PASSAGE GIVEN.

———

Posterior simulation and checking methods

Smooth effects simulations

As of version 0.1.3, the mgcViz R package (Fasiolo et al., 2018) includes some methods for posterior simulation. Here we describe how to simulate and visualize one dimensional smooth effects. We start by simulating Gaussian data from a standard GAM example:

library(mgcViz)
set.seed(49)
dat <- gamSim(1,n=400,dist="normal",scale=2, verbose = FALSE)
b <- gamV(y~s(x0)+s(x1)+s(x2)+s(x3), data=dat)

To plot the first smooth effect, together with some posterior simulations, we can do:

plot(sm(b, 1), nsim = 20) + l_ciLine() + l_fitLine() + l_simLine()

Here the argument nsim is used to specify the number of posterior simulations to perform for this smooth and l_simLine is the layer used to plot the simulated smooths.

One reference supporting the use of posterior simulations for smooth effect uncertainty assessment is Bowman (2018), who also argues in favour of the use of “density strips” as alternative to the traditional mean + confidence interval effects plots, such as the one above. The l_fitDens layer can be used to add a conditional posterior density strip to 1D smooth effects plots, where the opacity is proportional to the conditional posterior density of the fitted effect, under the usual Gaussian approximation to the posterior. Here is an example:

plot(sm(b, 1), nsim = 20) + l_fitDens() + l_simLine(colour = 1)

Of course these methods can be applied to all the one dimensional smooth contained in the model:

pl <- plot(b, nsim = 20) + l_fitDens() + l_simLine(colour = 1) + theme(legend.position="none")
print(pl, pages = 1)

———

GIVEN INFORMATION.
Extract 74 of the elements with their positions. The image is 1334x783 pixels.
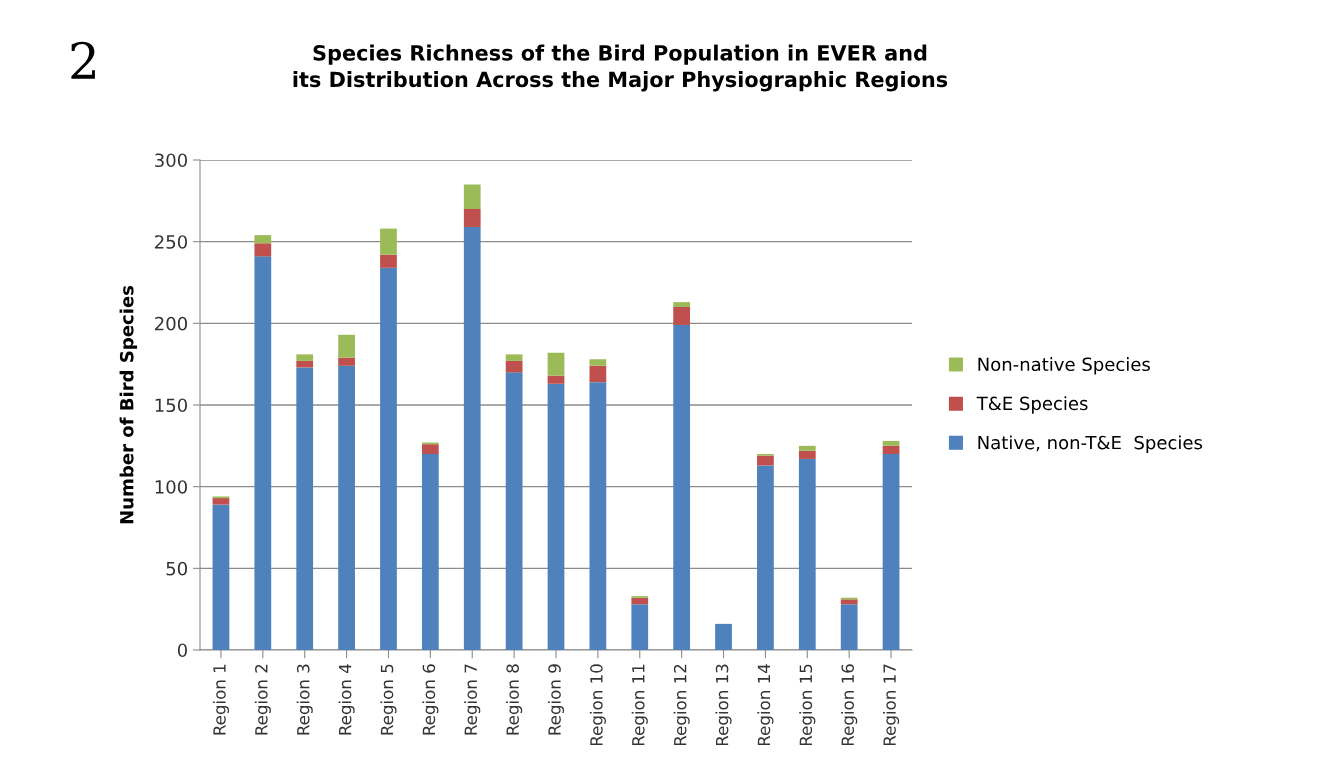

———

SET EXERCISE A. From the page on posterior simulation, copy word for word the part that opens with the words containing "Smooth effects simulations" and closes with "library(mgcViz)".
SET EXERCISE B.
Answer these questions using the page on posterior simulation:
(i) As of which version does the mgcViz package include methods for posterior simulation?
(ii) What is the argument nsim used to specify?
(iii) In a plot with the l_fitDens layer, what is the opacity proportional to?

WORKED ANSWER A.
Smooth effects simulations

As of version 0.1.3, the mgcViz R package (Fasiolo et al., 2018) includes some methods for posterior simulation. Here we describe how to simulate and visualize one dimensional smooth effects. We start by simulating Gaussian data from a standard GAM example:

library(mgcViz)

WORKED ANSWER B.
(i) Version 0.1.3.
(ii) The number of posterior simulations to perform for the smooth.
(iii) The conditional posterior density of the fitted effect, under the usual Gaussian approximation to the posterior.